▸ Work to do
Turn the listing below into a Markdown table with two columns, Row and Line, giving each nonblank line its own numbered row and skipping the blank lines. Leave the pictures out of the table.

▸ Extracted data
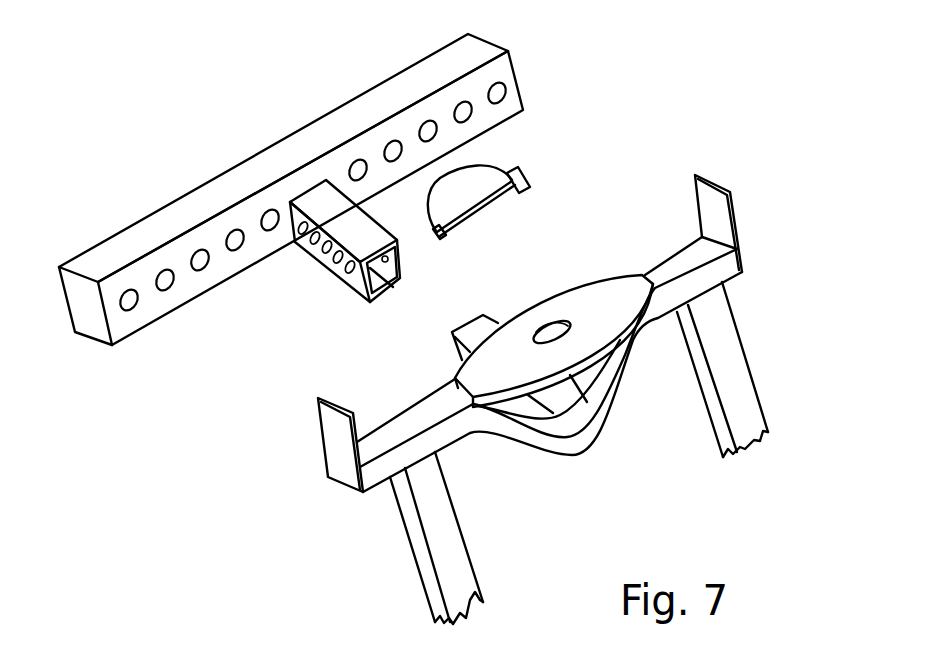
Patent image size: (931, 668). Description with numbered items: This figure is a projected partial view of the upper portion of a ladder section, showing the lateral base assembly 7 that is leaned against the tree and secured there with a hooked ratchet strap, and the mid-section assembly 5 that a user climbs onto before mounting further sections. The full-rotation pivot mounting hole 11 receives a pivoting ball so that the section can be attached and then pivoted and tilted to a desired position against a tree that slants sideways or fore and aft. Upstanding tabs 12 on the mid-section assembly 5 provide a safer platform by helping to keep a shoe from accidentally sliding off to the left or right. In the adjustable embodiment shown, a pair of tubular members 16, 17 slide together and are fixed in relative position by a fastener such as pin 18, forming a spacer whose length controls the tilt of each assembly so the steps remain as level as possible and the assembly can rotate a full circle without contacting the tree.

The mid-section assembly 5 is at (708, 277).
The lateral base assembly 7 is at (505, 68).
The 360 degree pivot mounting hole 11 is at (532, 338).
The tabs 12 is at (340, 467).
The tubular member 16 is at (355, 283).
The tubular member 17 is at (478, 327).
The pin 18 is at (533, 183).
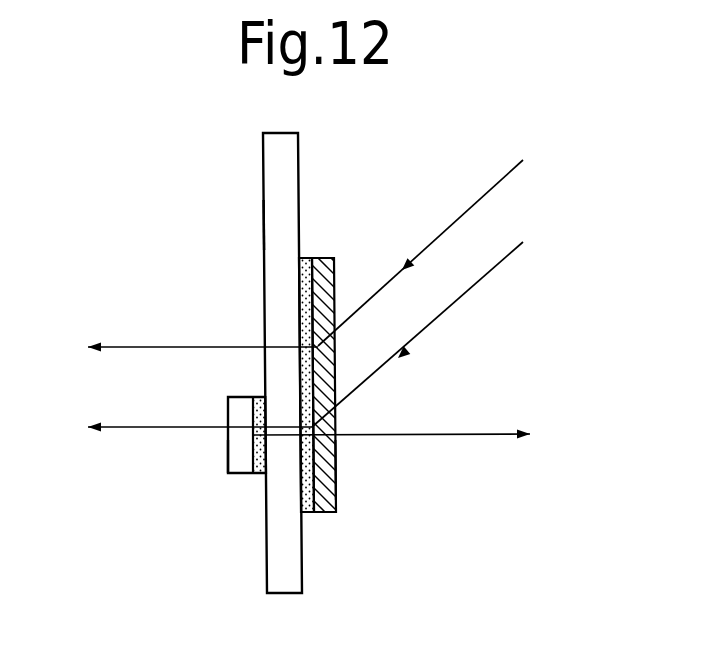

▸ Completed task
| Row | Line |
|---|---|
| 1 | Patent image size: (931, 668). Description with numbered items: This figure is a projected partial view of the upper portion of a ladder section, showing the lateral base assembly 7 that is leaned against the tree and secured there with a hooked ratchet strap, and the mid-section assembly 5 that a user climbs onto before mounting further sections. The full-rotation pivot mounting hole 11 receives a pivoting ball so that the section can be attached and then pivoted and tilted to a desired position against a tree that slants sideways or fore and aft. Upstanding tabs 12 on the mid-section assembly 5 provide a safer platform by helping to keep a shoe from accidentally sliding off to the left or right. In the adjustable embodiment shown, a pair of tubular members 16, 17 slide together and are fixed in relative position by a fastener such as pin 18, forming a spacer whose length controls the tilt of each assembly so the steps remain as level as possible and the assembly can rotate a full circle without contacting the tree. |
| 2 | The mid-section assembly 5 is at (708, 277). |
| 3 | The lateral base assembly 7 is at (505, 68). |
| 4 | The 360 degree pivot mounting hole 11 is at (532, 338). |
| 5 | The tabs 12 is at (340, 467). |
| 6 | The tubular member 16 is at (355, 283). |
| 7 | The tubular member 17 is at (478, 327). |
| 8 | The pin 18 is at (533, 183). |